Task brief:
Beneath this sentence is a set of records; write each of them out exactly.

Provided data:

* Begin *

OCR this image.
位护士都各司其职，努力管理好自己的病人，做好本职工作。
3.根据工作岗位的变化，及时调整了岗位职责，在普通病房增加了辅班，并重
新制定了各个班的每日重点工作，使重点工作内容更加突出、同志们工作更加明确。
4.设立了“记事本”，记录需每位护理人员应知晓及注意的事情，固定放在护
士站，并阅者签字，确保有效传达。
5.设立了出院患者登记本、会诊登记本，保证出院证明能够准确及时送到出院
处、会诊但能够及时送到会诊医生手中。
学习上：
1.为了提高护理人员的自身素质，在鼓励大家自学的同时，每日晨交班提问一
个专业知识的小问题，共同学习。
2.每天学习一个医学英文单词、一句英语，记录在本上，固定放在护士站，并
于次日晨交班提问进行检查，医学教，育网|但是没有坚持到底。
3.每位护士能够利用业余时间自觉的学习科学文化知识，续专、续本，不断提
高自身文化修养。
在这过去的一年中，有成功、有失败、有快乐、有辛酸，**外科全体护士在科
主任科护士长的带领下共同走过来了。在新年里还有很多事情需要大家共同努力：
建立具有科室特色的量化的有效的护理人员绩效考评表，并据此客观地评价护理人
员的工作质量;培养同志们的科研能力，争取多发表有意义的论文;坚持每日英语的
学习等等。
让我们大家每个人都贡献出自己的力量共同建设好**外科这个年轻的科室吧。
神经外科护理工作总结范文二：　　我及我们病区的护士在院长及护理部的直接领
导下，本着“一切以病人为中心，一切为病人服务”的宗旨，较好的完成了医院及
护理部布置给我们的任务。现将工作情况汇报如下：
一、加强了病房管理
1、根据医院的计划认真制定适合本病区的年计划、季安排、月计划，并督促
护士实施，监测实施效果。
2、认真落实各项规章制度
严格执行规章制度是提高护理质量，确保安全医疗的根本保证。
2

* End *

Solved exercise:
OCR this image.
位护士都各司其职，努力管理好自己的病人，做好本职工作。
3.根据工作岗位的变化，及时调整了岗位职责，在普通病房增加了辅班，并重
新制定了各个班的每日重点工作，使重点工作内容更加突出、同志们工作更加明确。
4.设立了“记事本”，记录需每位护理人员应知晓及注意的事情，固定放在护
士站，并阅者签字，确保有效传达。
5.设立了出院患者登记本、会诊登记本，保证出院证明能够准确及时送到出院
处、会诊但能够及时送到会诊医生手中。
学习上：
1.为了提高护理人员的自身素质，在鼓励大家自学的同时，每日晨交班提问一
个专业知识的小问题，共同学习。
2.每天学习一个医学英文单词、一句英语，记录在本上，固定放在护士站，并
于次日晨交班提问进行检查，医学教，育网|但是没有坚持到底。
3.每位护士能够利用业余时间自觉的学习科学文化知识，续专、续本，不断提
高自身文化修养。
在这过去的一年中，有成功、有失败、有快乐、有辛酸，**外科全体护士在科
主任科护士长的带领下共同走过来了。在新年里还有很多事情需要大家共同努力：
建立具有科室特色的量化的有效的护理人员绩效考评表，并据此客观地评价护理人
员的工作质量;培养同志们的科研能力，争取多发表有意义的论文;坚持每日英语的
学习等等。
让我们大家每个人都贡献出自己的力量共同建设好**外科这个年轻的科室吧。
神经外科护理工作总结范文二：　　我及我们病区的护士在院长及护理部的直接领
导下，本着“一切以病人为中心，一切为病人服务”的宗旨，较好的完成了医院及
护理部布置给我们的任务。现将工作情况汇报如下：
一、加强了病房管理
1、根据医院的计划认真制定适合本病区的年计划、季安排、月计划，并督促
护士实施，监测实施效果。
2、认真落实各项规章制度
严格执行规章制度是提高护理质量，确保安全医疗的根本保证。
2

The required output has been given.